[Extracted data entries]

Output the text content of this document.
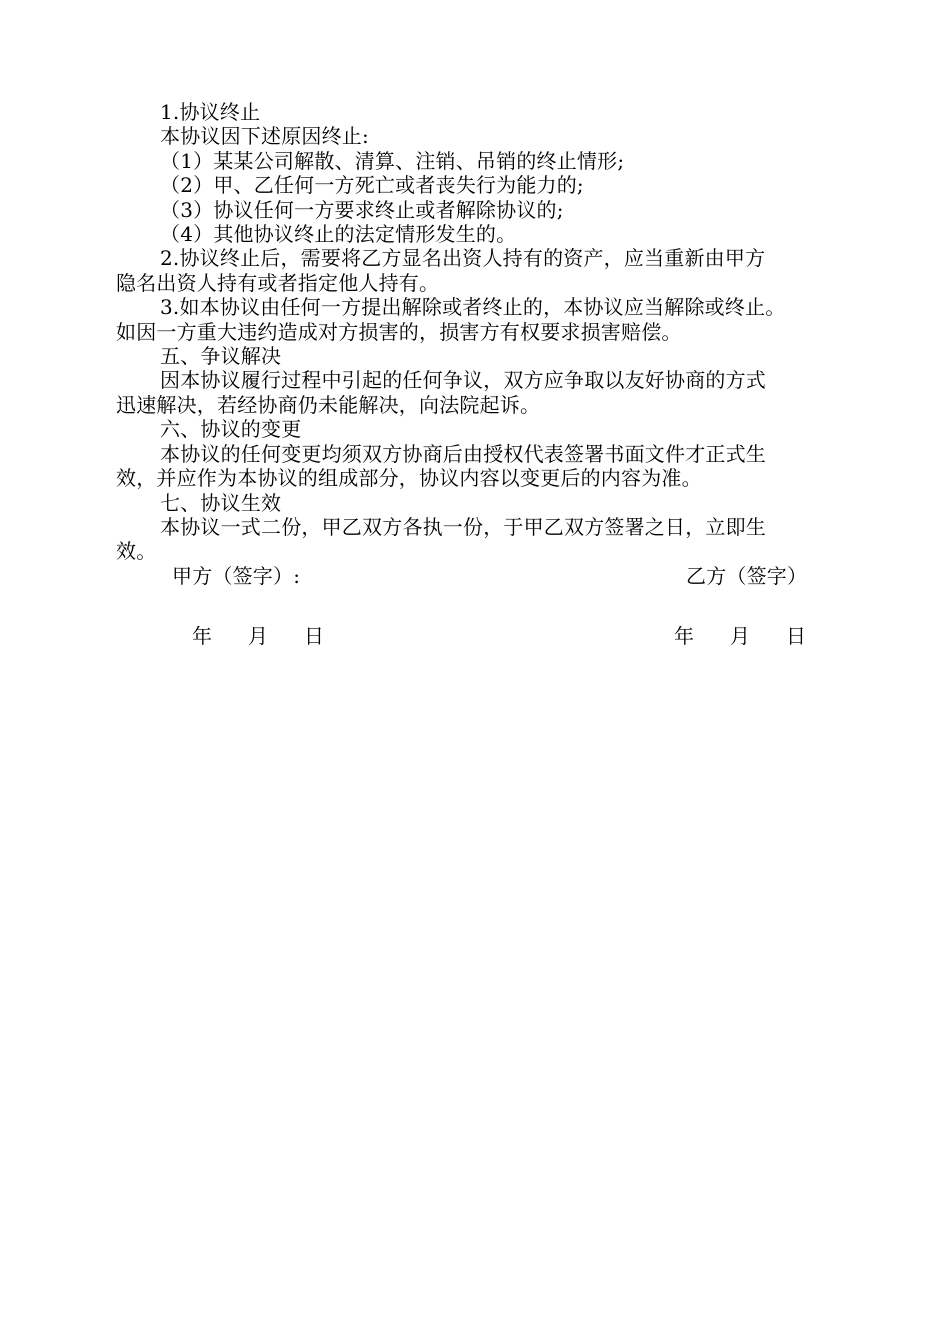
1.协议终止

本协议因下述原因终止:

（1）某某公司解散、清算、注销、吊销的终止情形;

（2）甲、乙任何一方死亡或者丧失行为能力的;

（3）协议任何一方要求终止或者解除协议的;

（4）其他协议终止的法定情形发生的。

2.协议终止后，需要将乙方显名出资人持有的资产，应当重新由甲方

隐名出资人持有或者指定他人持有。

3.如本协议由任何一方提出解除或者终止的，本协议应当解除或终止。

如因一方重大违约造成对方损害的，损害方有权要求损害赔偿。

五、争议解决

因本协议履行过程中引起的任何争议，双方应争取以友好协商的方式

迅速解决，若经协商仍未能解决，向法院起诉。

六、协议的变更

本协议的任何变更均须双方协商后由授权代表签署书面文件才正式生

效，并应作为本协议的组成部分，协议内容以变更后的内容为准。

七、协议生效

本协议一式二份，甲乙双方各执一份，于甲乙双方签署之日，立即生

效。

甲方（签字）:	乙方（签字）
年 月 日	年 月 日
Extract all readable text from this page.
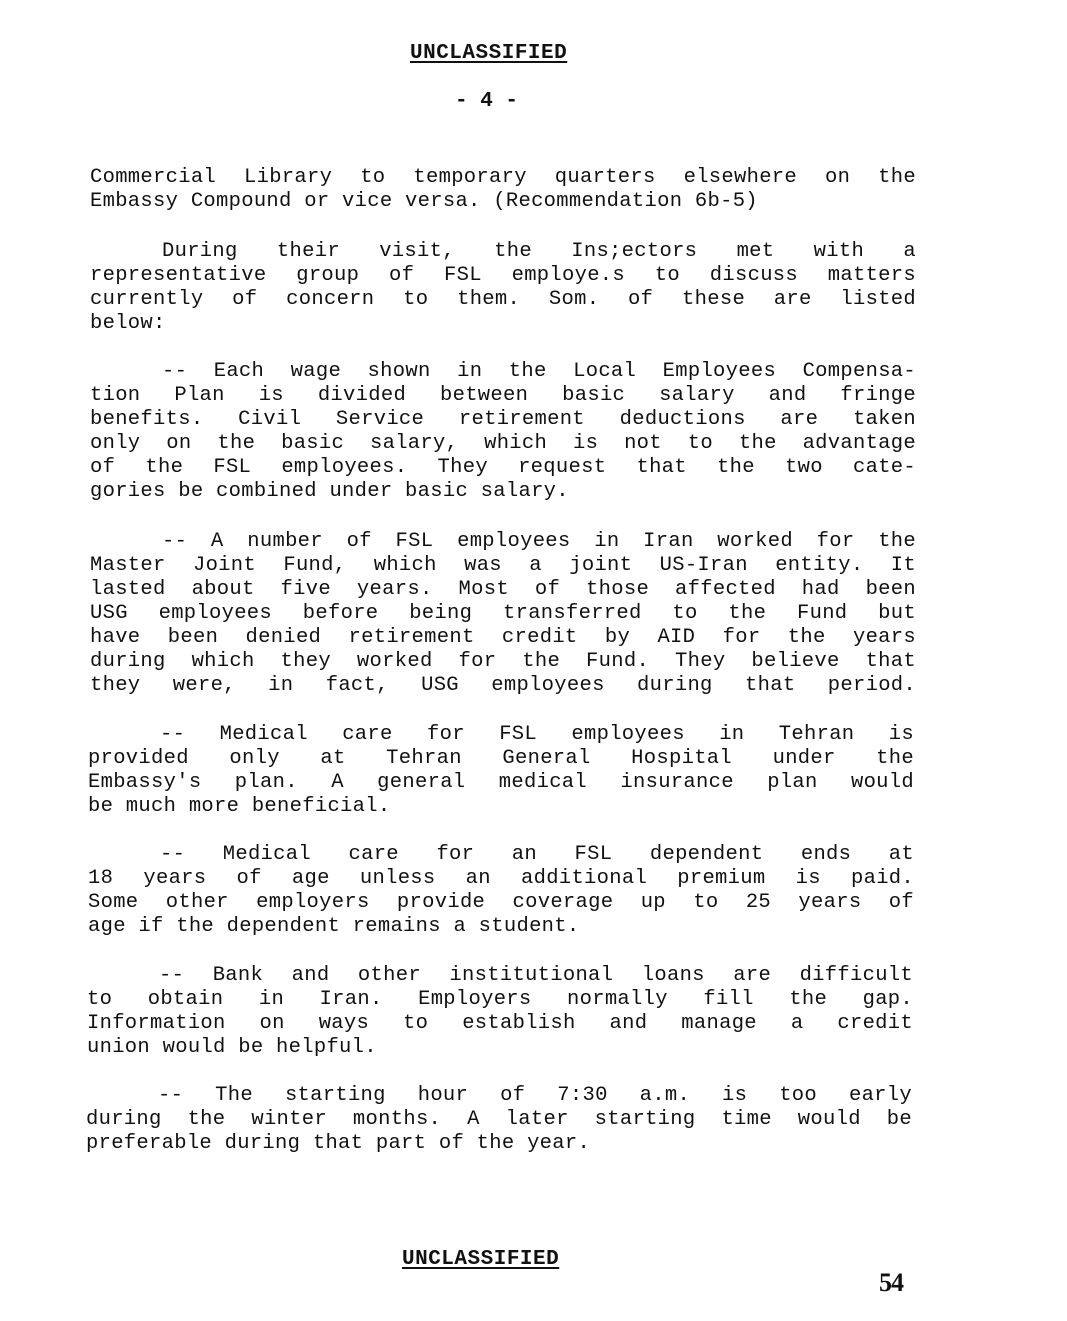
UNCLASSIFIED
- 4 -
Commercial Library to temporary quarters elsewhere on the
Embassy Compound or vice versa. (Recommendation 6b-5)
During their visit, the Ins;ectors met with a
representative group of FSL employe.s to discuss matters
currently of concern to them. Som. of these are listed
below:
-- Each wage shown in the Local Employees Compensa-
tion Plan is divided between basic salary and fringe
benefits. Civil Service retirement deductions are taken
only on the basic salary, which is not to the advantage
of the FSL employees. They request that the two cate-
gories be combined under basic salary.
-- A number of FSL employees in Iran worked for the
Master Joint Fund, which was a joint US-Iran entity. It
lasted about five years. Most of those affected had been
USG employees before being transferred to the Fund but
have been denied retirement credit by AID for the years
during which they worked for the Fund. They believe that
they were, in fact, USG employees during that period.
-- Medical care for FSL employees in Tehran is
provided only at Tehran General Hospital under the
Embassy's plan. A general medical insurance plan would
be much more beneficial.
-- Medical care for an FSL dependent ends at
18 years of age unless an additional premium is paid.
Some other employers provide coverage up to 25 years of
age if the dependent remains a student.
-- Bank and other institutional loans are difficult
to obtain in Iran. Employers normally fill the gap.
Information on ways to establish and manage a credit
union would be helpful.
-- The starting hour of 7:30 a.m. is too early
during the winter months. A later starting time would be
preferable during that part of the year.
UNCLASSIFIED
54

### Goal:
Give back the entries verbatim. Do not include any picture.

### Exercise response:
Output the text content of this document.
1.协议终止

本协议因下述原因终止:

（1）某某公司解散、清算、注销、吊销的终止情形;

（2）甲、乙任何一方死亡或者丧失行为能力的;

（3）协议任何一方要求终止或者解除协议的;

（4）其他协议终止的法定情形发生的。

2.协议终止后，需要将乙方显名出资人持有的资产，应当重新由甲方

隐名出资人持有或者指定他人持有。

3.如本协议由任何一方提出解除或者终止的，本协议应当解除或终止。

如因一方重大违约造成对方损害的，损害方有权要求损害赔偿。

五、争议解决

因本协议履行过程中引起的任何争议，双方应争取以友好协商的方式

迅速解决，若经协商仍未能解决，向法院起诉。

六、协议的变更

本协议的任何变更均须双方协商后由授权代表签署书面文件才正式生

效，并应作为本协议的组成部分，协议内容以变更后的内容为准。

七、协议生效

本协议一式二份，甲乙双方各执一份，于甲乙双方签署之日，立即生

效。

甲方（签字）:	乙方（签字）
年 月 日	年 月 日
Extract all readable text from this page.
UNCLASSIFIED
- 4 -
Commercial Library to temporary quarters elsewhere on the
Embassy Compound or vice versa. (Recommendation 6b-5)
During their visit, the Ins;ectors met with a
representative group of FSL employe.s to discuss matters
currently of concern to them. Som. of these are listed
below:
-- Each wage shown in the Local Employees Compensa-
tion Plan is divided between basic salary and fringe
benefits. Civil Service retirement deductions are taken
only on the basic salary, which is not to the advantage
of the FSL employees. They request that the two cate-
gories be combined under basic salary.
-- A number of FSL employees in Iran worked for the
Master Joint Fund, which was a joint US-Iran entity. It
lasted about five years. Most of those affected had been
USG employees before being transferred to the Fund but
have been denied retirement credit by AID for the years
during which they worked for the Fund. They believe that
they were, in fact, USG employees during that period.
-- Medical care for FSL employees in Tehran is
provided only at Tehran General Hospital under the
Embassy's plan. A general medical insurance plan would
be much more beneficial.
-- Medical care for an FSL dependent ends at
18 years of age unless an additional premium is paid.
Some other employers provide coverage up to 25 years of
age if the dependent remains a student.
-- Bank and other institutional loans are difficult
to obtain in Iran. Employers normally fill the gap.
Information on ways to establish and manage a credit
union would be helpful.
-- The starting hour of 7:30 a.m. is too early
during the winter months. A later starting time would be
preferable during that part of the year.
UNCLASSIFIED
54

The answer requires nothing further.